Instructions to follow => Copy out each line that has "ylabel" in it.

Exercise inputs =>
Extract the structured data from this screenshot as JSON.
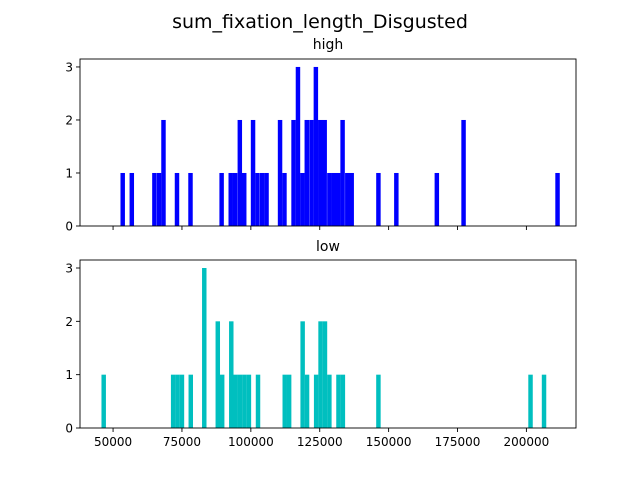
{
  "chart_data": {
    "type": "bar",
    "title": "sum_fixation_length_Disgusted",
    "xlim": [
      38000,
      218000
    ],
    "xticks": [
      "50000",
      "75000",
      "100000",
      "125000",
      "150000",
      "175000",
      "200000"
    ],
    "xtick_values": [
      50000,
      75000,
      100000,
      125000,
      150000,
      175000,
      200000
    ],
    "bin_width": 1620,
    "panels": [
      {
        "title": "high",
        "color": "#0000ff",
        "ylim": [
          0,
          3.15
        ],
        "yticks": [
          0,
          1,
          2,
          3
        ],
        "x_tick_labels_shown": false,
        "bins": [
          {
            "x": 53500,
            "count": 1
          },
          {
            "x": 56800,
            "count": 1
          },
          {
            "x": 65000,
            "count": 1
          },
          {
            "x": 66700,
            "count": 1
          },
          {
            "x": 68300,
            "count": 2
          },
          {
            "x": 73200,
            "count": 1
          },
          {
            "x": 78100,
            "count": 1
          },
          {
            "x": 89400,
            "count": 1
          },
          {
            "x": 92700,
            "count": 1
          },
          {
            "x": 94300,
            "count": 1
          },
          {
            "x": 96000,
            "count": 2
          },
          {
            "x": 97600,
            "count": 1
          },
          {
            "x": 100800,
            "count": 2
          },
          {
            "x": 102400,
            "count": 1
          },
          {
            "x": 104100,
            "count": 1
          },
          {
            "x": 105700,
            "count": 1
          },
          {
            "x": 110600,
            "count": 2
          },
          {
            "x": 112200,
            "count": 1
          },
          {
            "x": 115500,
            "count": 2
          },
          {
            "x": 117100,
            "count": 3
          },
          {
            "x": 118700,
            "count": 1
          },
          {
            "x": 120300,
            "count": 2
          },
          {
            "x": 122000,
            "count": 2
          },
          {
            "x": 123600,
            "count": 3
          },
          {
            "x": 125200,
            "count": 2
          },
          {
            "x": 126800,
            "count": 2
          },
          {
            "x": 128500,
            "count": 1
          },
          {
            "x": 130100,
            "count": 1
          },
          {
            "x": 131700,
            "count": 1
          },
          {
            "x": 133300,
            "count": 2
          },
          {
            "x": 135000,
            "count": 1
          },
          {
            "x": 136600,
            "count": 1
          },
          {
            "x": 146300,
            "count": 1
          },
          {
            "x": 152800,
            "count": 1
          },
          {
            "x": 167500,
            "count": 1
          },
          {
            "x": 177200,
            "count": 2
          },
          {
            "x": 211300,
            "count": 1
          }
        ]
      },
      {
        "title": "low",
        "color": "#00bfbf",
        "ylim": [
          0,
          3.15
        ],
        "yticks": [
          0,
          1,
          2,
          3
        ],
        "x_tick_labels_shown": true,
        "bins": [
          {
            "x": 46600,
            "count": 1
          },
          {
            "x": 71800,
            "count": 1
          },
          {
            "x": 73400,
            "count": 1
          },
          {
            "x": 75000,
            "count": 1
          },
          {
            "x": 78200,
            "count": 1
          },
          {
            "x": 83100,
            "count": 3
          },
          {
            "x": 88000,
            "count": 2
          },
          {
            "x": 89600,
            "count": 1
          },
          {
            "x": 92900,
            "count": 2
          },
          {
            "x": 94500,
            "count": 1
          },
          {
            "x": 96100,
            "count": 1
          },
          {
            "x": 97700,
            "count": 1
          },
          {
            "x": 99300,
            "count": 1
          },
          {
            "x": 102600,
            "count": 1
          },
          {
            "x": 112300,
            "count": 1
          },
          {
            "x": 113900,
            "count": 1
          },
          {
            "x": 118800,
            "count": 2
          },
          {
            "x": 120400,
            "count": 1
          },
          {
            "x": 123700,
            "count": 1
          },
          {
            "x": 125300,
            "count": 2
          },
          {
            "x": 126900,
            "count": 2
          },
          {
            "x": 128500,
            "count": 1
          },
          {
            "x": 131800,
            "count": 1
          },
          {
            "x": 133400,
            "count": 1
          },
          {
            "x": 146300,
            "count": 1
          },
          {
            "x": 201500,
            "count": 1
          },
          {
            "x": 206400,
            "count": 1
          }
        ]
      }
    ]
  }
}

---

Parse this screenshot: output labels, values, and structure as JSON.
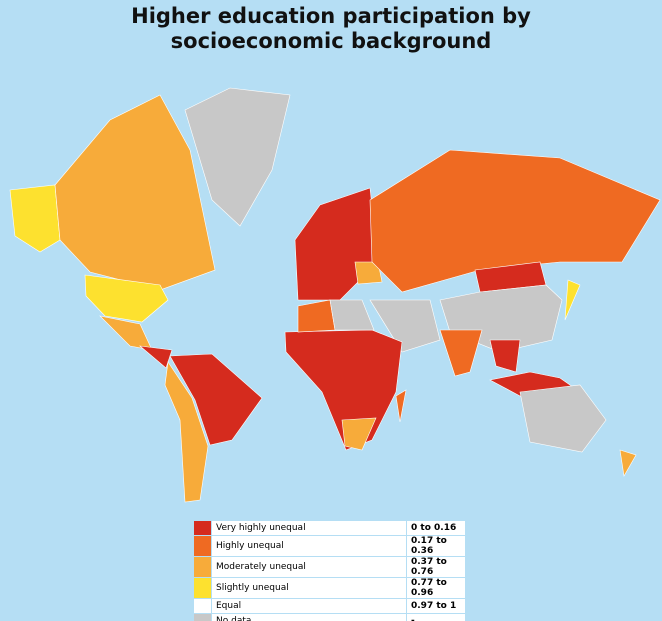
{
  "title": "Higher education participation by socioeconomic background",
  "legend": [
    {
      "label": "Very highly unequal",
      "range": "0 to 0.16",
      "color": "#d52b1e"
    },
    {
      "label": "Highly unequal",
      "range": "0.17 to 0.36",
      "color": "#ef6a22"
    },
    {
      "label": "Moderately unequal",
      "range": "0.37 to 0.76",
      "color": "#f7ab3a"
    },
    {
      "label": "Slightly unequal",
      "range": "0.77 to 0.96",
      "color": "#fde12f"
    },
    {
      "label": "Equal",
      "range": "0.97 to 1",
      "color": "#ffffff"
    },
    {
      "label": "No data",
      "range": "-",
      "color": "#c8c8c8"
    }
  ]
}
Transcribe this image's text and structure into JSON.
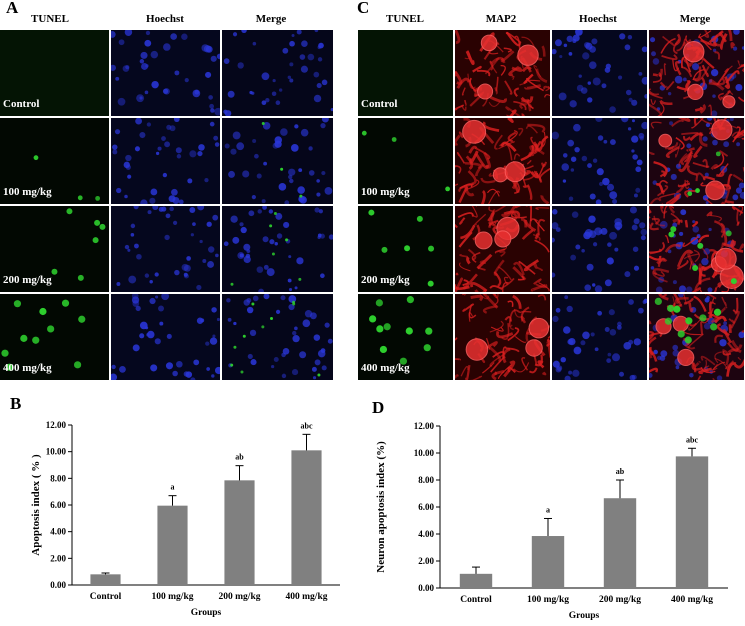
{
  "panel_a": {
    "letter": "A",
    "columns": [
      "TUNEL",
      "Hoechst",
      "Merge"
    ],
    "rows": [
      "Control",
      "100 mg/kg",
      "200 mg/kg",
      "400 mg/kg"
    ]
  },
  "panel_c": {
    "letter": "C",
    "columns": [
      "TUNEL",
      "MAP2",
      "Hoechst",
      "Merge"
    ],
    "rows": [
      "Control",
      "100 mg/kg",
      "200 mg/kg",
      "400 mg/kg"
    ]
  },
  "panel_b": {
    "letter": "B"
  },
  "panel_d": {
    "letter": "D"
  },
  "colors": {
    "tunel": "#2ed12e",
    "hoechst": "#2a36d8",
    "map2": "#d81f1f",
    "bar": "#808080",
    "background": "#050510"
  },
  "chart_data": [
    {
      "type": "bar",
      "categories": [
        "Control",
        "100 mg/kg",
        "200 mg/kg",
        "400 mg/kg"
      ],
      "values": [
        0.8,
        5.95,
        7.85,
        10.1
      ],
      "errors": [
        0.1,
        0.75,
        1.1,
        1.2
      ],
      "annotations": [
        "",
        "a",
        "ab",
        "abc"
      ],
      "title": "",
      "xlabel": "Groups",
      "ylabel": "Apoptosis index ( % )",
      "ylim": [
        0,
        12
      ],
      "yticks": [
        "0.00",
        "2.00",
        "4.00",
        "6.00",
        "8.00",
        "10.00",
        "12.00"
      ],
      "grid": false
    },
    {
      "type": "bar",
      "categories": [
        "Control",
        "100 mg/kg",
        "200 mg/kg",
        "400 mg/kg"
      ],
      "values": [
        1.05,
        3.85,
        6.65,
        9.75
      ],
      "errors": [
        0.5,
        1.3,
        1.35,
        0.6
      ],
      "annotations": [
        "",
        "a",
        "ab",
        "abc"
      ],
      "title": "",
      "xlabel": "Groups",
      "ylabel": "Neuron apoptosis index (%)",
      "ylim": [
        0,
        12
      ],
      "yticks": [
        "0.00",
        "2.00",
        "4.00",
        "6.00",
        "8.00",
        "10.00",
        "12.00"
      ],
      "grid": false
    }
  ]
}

...

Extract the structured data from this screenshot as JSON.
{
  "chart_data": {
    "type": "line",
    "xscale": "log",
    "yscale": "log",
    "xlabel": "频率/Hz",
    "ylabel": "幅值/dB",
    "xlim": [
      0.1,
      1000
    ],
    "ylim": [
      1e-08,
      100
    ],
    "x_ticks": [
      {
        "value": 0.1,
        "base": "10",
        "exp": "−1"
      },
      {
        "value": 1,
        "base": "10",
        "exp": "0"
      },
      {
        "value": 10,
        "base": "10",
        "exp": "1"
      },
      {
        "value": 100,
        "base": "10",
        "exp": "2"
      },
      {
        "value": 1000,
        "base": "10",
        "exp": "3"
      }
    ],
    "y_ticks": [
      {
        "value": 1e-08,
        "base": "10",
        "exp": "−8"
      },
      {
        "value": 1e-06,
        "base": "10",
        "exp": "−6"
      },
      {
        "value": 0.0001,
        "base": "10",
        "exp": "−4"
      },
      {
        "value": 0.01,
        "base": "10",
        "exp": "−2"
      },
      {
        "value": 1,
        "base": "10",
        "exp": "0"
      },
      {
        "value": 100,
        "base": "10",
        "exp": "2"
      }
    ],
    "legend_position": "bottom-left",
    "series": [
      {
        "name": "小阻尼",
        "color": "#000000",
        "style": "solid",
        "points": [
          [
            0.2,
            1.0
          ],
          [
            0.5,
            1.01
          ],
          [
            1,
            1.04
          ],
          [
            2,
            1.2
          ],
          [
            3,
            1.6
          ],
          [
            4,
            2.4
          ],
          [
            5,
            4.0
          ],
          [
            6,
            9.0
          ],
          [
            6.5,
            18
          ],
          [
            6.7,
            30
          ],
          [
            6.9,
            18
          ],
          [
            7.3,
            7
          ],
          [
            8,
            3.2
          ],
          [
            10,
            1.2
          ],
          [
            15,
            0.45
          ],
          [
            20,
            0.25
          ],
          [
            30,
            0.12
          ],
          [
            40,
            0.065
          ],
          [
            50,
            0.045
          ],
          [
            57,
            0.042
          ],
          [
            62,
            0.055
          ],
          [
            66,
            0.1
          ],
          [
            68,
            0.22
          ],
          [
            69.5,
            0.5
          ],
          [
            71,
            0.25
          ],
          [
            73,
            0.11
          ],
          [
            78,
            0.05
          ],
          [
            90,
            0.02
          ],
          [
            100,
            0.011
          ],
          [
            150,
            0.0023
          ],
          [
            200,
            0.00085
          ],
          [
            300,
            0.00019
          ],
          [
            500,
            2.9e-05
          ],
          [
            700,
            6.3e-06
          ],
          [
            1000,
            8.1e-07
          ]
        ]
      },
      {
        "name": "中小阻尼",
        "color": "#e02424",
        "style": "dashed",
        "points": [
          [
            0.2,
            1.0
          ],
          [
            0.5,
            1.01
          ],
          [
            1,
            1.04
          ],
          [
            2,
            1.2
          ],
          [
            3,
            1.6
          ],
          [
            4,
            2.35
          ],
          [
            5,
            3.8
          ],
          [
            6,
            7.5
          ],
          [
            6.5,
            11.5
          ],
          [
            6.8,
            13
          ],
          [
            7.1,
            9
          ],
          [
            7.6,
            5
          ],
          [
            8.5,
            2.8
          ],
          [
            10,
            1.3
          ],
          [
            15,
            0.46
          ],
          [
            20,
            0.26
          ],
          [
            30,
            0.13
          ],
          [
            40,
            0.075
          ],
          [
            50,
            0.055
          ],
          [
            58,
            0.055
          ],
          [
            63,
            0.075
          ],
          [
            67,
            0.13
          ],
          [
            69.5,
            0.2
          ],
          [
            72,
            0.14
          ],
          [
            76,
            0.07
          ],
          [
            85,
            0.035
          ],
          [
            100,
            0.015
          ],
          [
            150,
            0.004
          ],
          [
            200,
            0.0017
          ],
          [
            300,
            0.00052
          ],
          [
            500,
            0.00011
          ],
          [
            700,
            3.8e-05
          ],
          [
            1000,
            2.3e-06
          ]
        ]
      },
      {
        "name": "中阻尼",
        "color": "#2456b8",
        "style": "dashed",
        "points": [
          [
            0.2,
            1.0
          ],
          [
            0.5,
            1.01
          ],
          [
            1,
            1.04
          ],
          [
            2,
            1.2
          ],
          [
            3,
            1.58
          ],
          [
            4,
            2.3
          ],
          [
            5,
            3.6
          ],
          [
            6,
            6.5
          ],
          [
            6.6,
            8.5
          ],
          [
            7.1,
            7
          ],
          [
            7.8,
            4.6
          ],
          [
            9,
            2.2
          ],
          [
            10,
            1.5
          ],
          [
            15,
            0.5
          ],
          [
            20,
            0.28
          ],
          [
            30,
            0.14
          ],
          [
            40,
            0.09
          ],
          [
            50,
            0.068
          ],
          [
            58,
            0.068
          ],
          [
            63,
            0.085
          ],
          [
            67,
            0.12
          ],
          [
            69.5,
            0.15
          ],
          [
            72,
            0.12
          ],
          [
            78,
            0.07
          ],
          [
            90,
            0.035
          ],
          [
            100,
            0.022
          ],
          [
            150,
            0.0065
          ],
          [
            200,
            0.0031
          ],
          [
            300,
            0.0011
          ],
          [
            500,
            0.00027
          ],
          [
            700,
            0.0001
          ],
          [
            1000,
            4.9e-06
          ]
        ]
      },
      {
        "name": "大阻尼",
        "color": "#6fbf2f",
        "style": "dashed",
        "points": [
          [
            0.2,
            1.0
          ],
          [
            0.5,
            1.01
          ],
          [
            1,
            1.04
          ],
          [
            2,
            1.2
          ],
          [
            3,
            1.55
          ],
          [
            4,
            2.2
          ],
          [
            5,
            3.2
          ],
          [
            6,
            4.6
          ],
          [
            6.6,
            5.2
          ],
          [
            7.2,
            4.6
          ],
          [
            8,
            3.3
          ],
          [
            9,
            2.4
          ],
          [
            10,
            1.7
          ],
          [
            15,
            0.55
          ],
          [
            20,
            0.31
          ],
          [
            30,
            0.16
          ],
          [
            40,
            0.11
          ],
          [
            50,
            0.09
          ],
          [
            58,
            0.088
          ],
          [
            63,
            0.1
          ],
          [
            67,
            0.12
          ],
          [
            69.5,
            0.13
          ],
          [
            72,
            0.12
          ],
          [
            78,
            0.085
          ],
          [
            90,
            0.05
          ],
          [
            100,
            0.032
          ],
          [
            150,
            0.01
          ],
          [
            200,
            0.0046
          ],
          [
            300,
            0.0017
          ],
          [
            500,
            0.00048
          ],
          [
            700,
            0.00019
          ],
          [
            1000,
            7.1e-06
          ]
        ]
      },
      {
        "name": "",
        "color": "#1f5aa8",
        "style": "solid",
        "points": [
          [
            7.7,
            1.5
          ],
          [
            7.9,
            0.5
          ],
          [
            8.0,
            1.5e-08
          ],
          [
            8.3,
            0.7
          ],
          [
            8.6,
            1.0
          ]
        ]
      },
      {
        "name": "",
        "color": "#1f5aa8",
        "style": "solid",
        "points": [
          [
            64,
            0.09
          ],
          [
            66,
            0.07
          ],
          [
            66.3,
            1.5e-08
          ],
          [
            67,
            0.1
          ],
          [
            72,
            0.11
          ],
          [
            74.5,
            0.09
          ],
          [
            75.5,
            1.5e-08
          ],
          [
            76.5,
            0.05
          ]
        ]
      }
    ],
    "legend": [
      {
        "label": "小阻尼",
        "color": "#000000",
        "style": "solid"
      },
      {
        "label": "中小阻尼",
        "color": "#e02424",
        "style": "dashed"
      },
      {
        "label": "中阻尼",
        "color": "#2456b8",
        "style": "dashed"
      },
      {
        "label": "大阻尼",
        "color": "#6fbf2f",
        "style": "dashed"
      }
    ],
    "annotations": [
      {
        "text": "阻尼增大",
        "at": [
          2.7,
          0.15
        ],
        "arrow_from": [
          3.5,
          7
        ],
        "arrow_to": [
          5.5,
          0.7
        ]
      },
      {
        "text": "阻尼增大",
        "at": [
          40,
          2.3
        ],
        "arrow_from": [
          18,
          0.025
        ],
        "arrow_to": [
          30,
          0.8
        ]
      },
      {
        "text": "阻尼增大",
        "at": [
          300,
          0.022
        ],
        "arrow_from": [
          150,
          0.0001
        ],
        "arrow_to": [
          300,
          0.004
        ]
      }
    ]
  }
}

Problem solution =>
      "ylabel": "Apoptosis index ( % )",
      "ylabel": "Neuron apoptosis index (%)",
    "ylabel": "幅值/dB",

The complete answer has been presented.